*Task brief*.
Gather, from the data below, each line in which the word "Landesanstalt" occurs.

*Source material*.
* * * * *

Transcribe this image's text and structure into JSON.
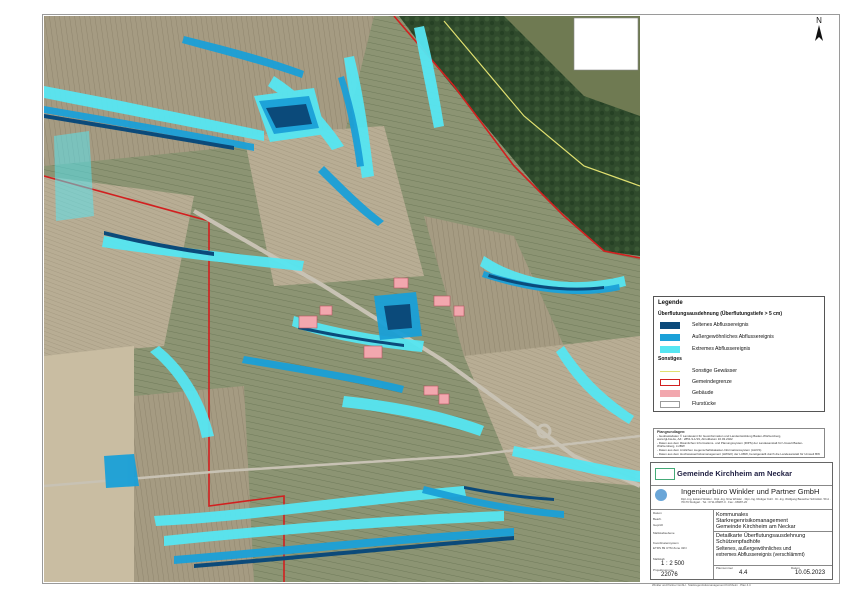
{
  "map": {
    "north_label": "N",
    "colors": {
      "selten": "#0b4a7a",
      "aussergewoehnlich": "#1aa0d8",
      "extrem": "#56e6f2",
      "gemeindegrenze": "#d21f1f",
      "gebaeude": "#f2a7ae",
      "gewaesser": "#e0e070",
      "flur": "#d8d8d8"
    }
  },
  "legend": {
    "title": "Legende",
    "flood_heading": "Überflutungsausdehnung (Überflutungstiefe > 5 cm)",
    "flood_items": [
      {
        "label": "Seltenes Abflussereignis",
        "color": "#0b4a7a"
      },
      {
        "label": "Außergewöhnliches Abflussereignis",
        "color": "#1aa0d8"
      },
      {
        "label": "Extremes Abflussereignis",
        "color": "#56e6f2"
      }
    ],
    "other_heading": "Sonstiges",
    "other_items": [
      {
        "label": "Sonstige Gewässer",
        "type": "line",
        "color": "#e0e070"
      },
      {
        "label": "Gemeindegrenze",
        "type": "outline",
        "color": "#d21f1f"
      },
      {
        "label": "Gebäude",
        "type": "fill",
        "color": "#f2a7ae"
      },
      {
        "label": "Flurstücke",
        "type": "outline",
        "color": "#9a9a9a"
      }
    ]
  },
  "notes": {
    "title": "Plangrundlagen:",
    "lines": [
      "- Geobasisdaten © Landesamt für Geoinformation und Landentwicklung Baden-Württemberg,",
      "  www.lgl-bw.de, AZ.: 2851.9-1/19, Abrufdatum 16.03.2022",
      "- Daten aus dem Räumlichen Informations- und Planungssystem (RIPS) der Landesanstalt für Umwelt Baden-Württemberg, LUBW",
      "- Daten aus dem Amtlichen Liegenschaftskataster-Informationssystem (ALKIS)",
      "- Daten aus dem Hochwasserrisikomanagement (HWGK) der LUBW, bereitgestellt durch die Landesanstalt für Umwelt BW"
    ]
  },
  "titleblock": {
    "client": "Gemeinde Kirchheim am Neckar",
    "firm": "Ingenieurbüro Winkler und Partner GmbH",
    "firm_address": "Dipl.-Ing. Eckard Winkler · Dipl.-Ing. Nina Winkler · Dipl.-Ing. Rüdiger Kohl · Dr.-Ing. Wolfgang Bauscher  Schloßstr. 59 A · 70176 Stuttgart · Tel.: 0711-66987-0 · Fax: -66987-20",
    "left_cells": [
      "Datum",
      "Bearb.",
      "Geprüft",
      "Maßstabsebene",
      "Koordinatensystem",
      "ETRS 89 UTM Zone 32N"
    ],
    "scale_label": "Maßstab",
    "scale": "1 : 2 500",
    "project_no_label": "Projektnummer",
    "project_no": "22076",
    "project_lines": [
      "Kommunales",
      "Starkregenrisikomanagement",
      "Gemeinde Kirchheim am Neckar"
    ],
    "map_title_lines": [
      "Detailkarte Überflutungsausdehnung",
      "Schützenpfadhöfe"
    ],
    "event_lines": [
      "Seltenes, außergewöhnliches und",
      "extremes Abflussereignis (verschlämmt)"
    ],
    "plan_no_label": "Plannummer",
    "plan_no": "4.4",
    "date_label": "Datum",
    "date": "10.05.2023"
  },
  "footer": "Winkler und Partner GmbH  ·  Starkregenrisikomanagement Kirchheim  ·  Plan 4.4"
}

* * * * *

*Task answer*.
      "- Daten aus dem Räumlichen Informations- und Planungssystem (RIPS) der Landesanstalt für Umwelt Baden-Württemberg, LUBW",
      "- Daten aus dem Hochwasserrisikomanagement (HWGK) der LUBW, bereitgestellt durch die Landesanstalt für Umwelt BW"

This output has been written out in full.